Data to use:
-- BEGIN --
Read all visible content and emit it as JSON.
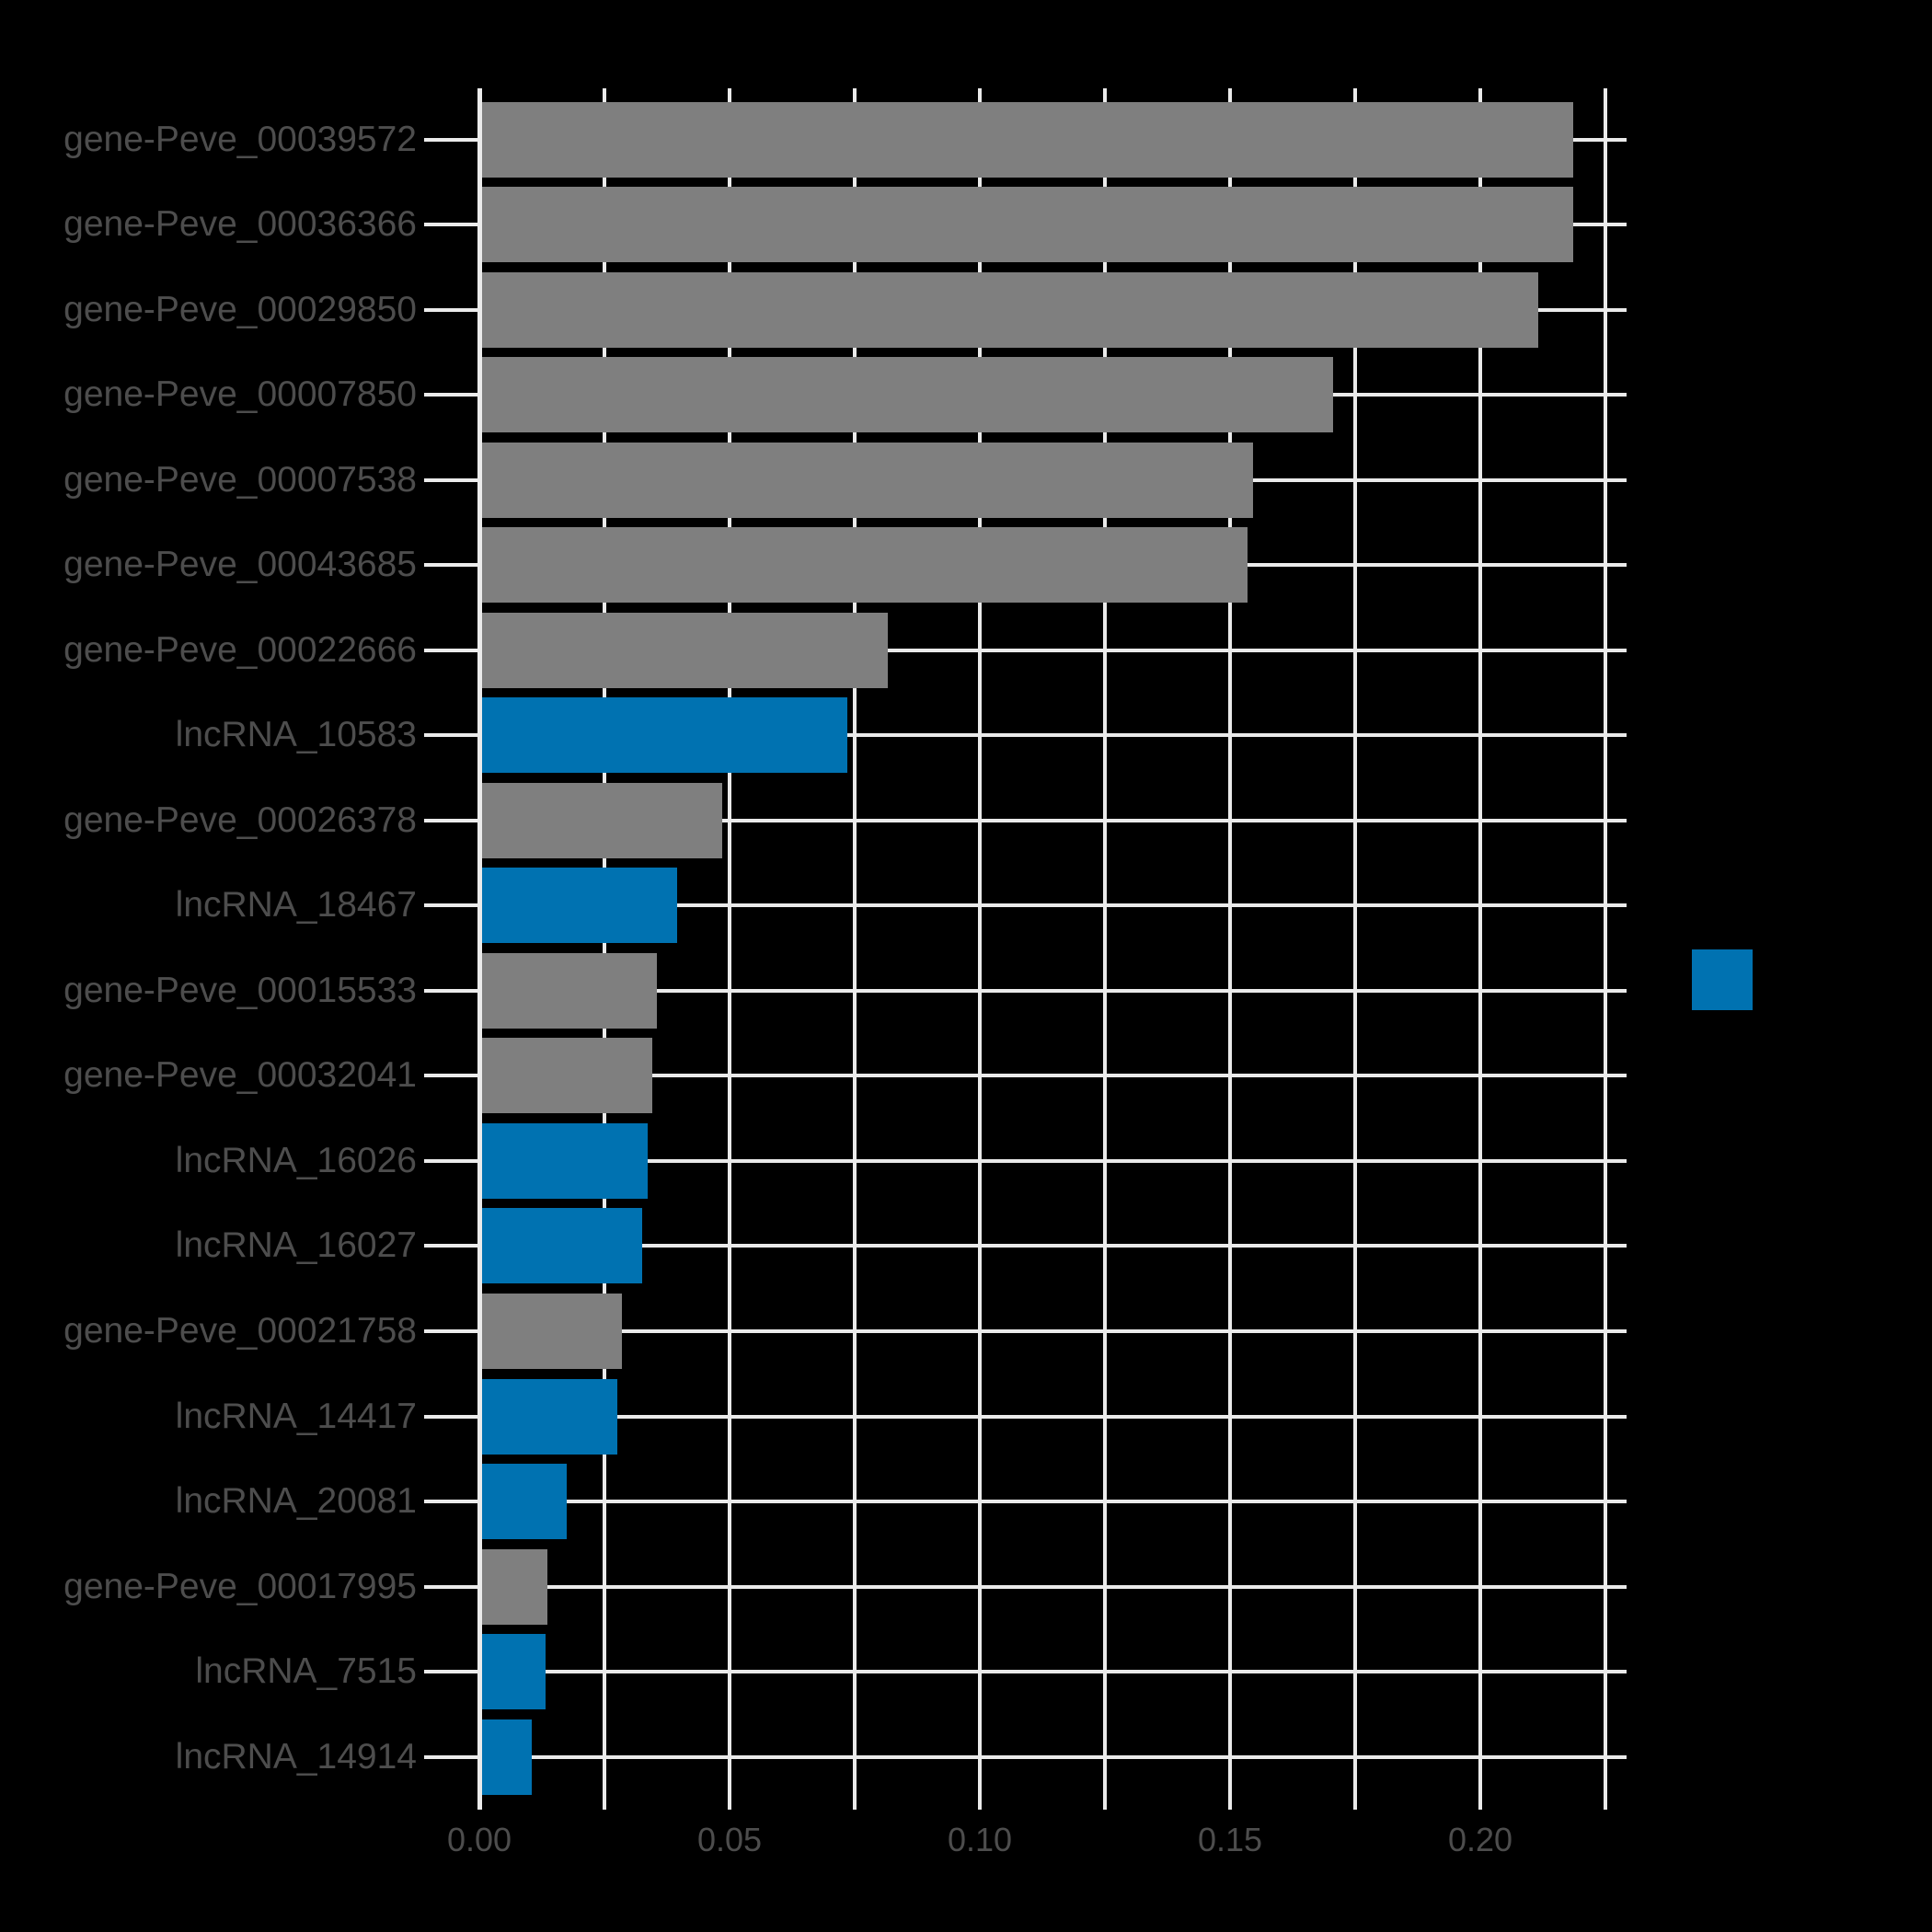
{
  "chart_data": {
    "type": "bar",
    "orientation": "horizontal",
    "title": "",
    "xlabel": "",
    "ylabel": "",
    "categories": [
      "gene-Peve_00039572",
      "gene-Peve_00036366",
      "gene-Peve_00029850",
      "gene-Peve_00007850",
      "gene-Peve_00007538",
      "gene-Peve_00043685",
      "gene-Peve_00022666",
      "lncRNA_10583",
      "gene-Peve_00026378",
      "lncRNA_18467",
      "gene-Peve_00015533",
      "gene-Peve_00032041",
      "lncRNA_16026",
      "lncRNA_16027",
      "gene-Peve_00021758",
      "lncRNA_14417",
      "lncRNA_20081",
      "gene-Peve_00017995",
      "lncRNA_7515",
      "lncRNA_14914"
    ],
    "values": [
      0.218,
      0.218,
      0.211,
      0.17,
      0.154,
      0.153,
      0.081,
      0.073,
      0.048,
      0.039,
      0.035,
      0.034,
      0.033,
      0.032,
      0.028,
      0.027,
      0.017,
      0.013,
      0.0127,
      0.01
    ],
    "types": [
      "gene",
      "gene",
      "gene",
      "gene",
      "gene",
      "gene",
      "gene",
      "lncRNA",
      "gene",
      "lncRNA",
      "gene",
      "gene",
      "lncRNA",
      "lncRNA",
      "gene",
      "lncRNA",
      "lncRNA",
      "gene",
      "lncRNA",
      "lncRNA"
    ],
    "x_tick_values": [
      0.0,
      0.05,
      0.1,
      0.15,
      0.2
    ],
    "x_tick_labels": [
      "0.00",
      "0.05",
      "0.10",
      "0.15",
      "0.20"
    ],
    "x_grid_step": 0.025,
    "x_grid_max": 0.225,
    "xlim": [
      0,
      0.229
    ],
    "grid": true,
    "legend": {
      "position": "center-right",
      "entries": [
        {
          "label": "",
          "type": "lncRNA"
        }
      ]
    }
  },
  "colors": {
    "background": "#000000",
    "type_colors": {
      "gene": "#7f7f7f",
      "lncRNA": "#0072b1"
    },
    "grid": "#eaeaea",
    "axis": "#ebebeb",
    "text": "#4d4d4d"
  }
}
-- END --
Direction: Repeat all of the records verbatim, leaving out the pictures.

The answer:
Read all visible content and emit it as JSON.
{
  "chart_data": {
    "type": "bar",
    "orientation": "horizontal",
    "title": "",
    "xlabel": "",
    "ylabel": "",
    "categories": [
      "gene-Peve_00039572",
      "gene-Peve_00036366",
      "gene-Peve_00029850",
      "gene-Peve_00007850",
      "gene-Peve_00007538",
      "gene-Peve_00043685",
      "gene-Peve_00022666",
      "lncRNA_10583",
      "gene-Peve_00026378",
      "lncRNA_18467",
      "gene-Peve_00015533",
      "gene-Peve_00032041",
      "lncRNA_16026",
      "lncRNA_16027",
      "gene-Peve_00021758",
      "lncRNA_14417",
      "lncRNA_20081",
      "gene-Peve_00017995",
      "lncRNA_7515",
      "lncRNA_14914"
    ],
    "values": [
      0.218,
      0.218,
      0.211,
      0.17,
      0.154,
      0.153,
      0.081,
      0.073,
      0.048,
      0.039,
      0.035,
      0.034,
      0.033,
      0.032,
      0.028,
      0.027,
      0.017,
      0.013,
      0.0127,
      0.01
    ],
    "types": [
      "gene",
      "gene",
      "gene",
      "gene",
      "gene",
      "gene",
      "gene",
      "lncRNA",
      "gene",
      "lncRNA",
      "gene",
      "gene",
      "lncRNA",
      "lncRNA",
      "gene",
      "lncRNA",
      "lncRNA",
      "gene",
      "lncRNA",
      "lncRNA"
    ],
    "x_tick_values": [
      0.0,
      0.05,
      0.1,
      0.15,
      0.2
    ],
    "x_tick_labels": [
      "0.00",
      "0.05",
      "0.10",
      "0.15",
      "0.20"
    ],
    "x_grid_step": 0.025,
    "x_grid_max": 0.225,
    "xlim": [
      0,
      0.229
    ],
    "grid": true,
    "legend": {
      "position": "center-right",
      "entries": [
        {
          "label": "",
          "type": "lncRNA"
        }
      ]
    }
  },
  "colors": {
    "background": "#000000",
    "type_colors": {
      "gene": "#7f7f7f",
      "lncRNA": "#0072b1"
    },
    "grid": "#eaeaea",
    "axis": "#ebebeb",
    "text": "#4d4d4d"
  }
}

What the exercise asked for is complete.